(Source records):
::::
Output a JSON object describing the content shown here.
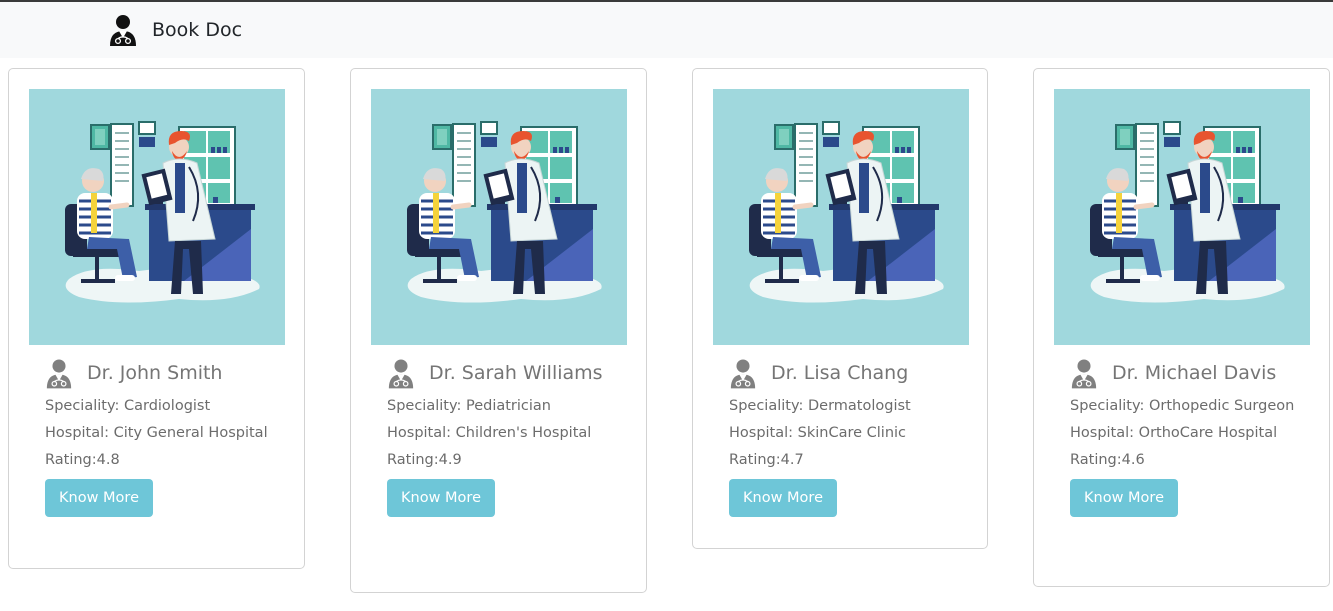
{
  "navbar": {
    "brand_icon": "doctor-icon",
    "brand_text": "Book Doc"
  },
  "doctors": [
    {
      "name": "Dr. John Smith",
      "speciality": "Speciality: Cardiologist",
      "hospital": "Hospital: City General Hospital",
      "rating": "Rating:4.8",
      "button": "Know More"
    },
    {
      "name": "Dr. Sarah Williams",
      "speciality": "Speciality: Pediatrician",
      "hospital": "Hospital: Children's Hospital",
      "rating": "Rating:4.9",
      "button": "Know More"
    },
    {
      "name": "Dr. Lisa Chang",
      "speciality": "Speciality: Dermatologist",
      "hospital": "Hospital: SkinCare Clinic",
      "rating": "Rating:4.7",
      "button": "Know More"
    },
    {
      "name": "Dr. Michael Davis",
      "speciality": "Speciality: Orthopedic Surgeon",
      "hospital": "Hospital: OrthoCare Hospital",
      "rating": "Rating:4.6",
      "button": "Know More"
    }
  ],
  "theme": {
    "navbar_bg": "#f8f9fa",
    "button_bg": "#6ec6d8",
    "illustration_bg": "#a0d8dd",
    "card_border": "#d3d3d3"
  }
}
::::
(Work required): Pull out all lines of the data with the string "Speciality".

(Answer for this exercise):
      "speciality": "Speciality: Cardiologist",
      "speciality": "Speciality: Pediatrician",
      "speciality": "Speciality: Dermatologist",
      "speciality": "Speciality: Orthopedic Surgeon",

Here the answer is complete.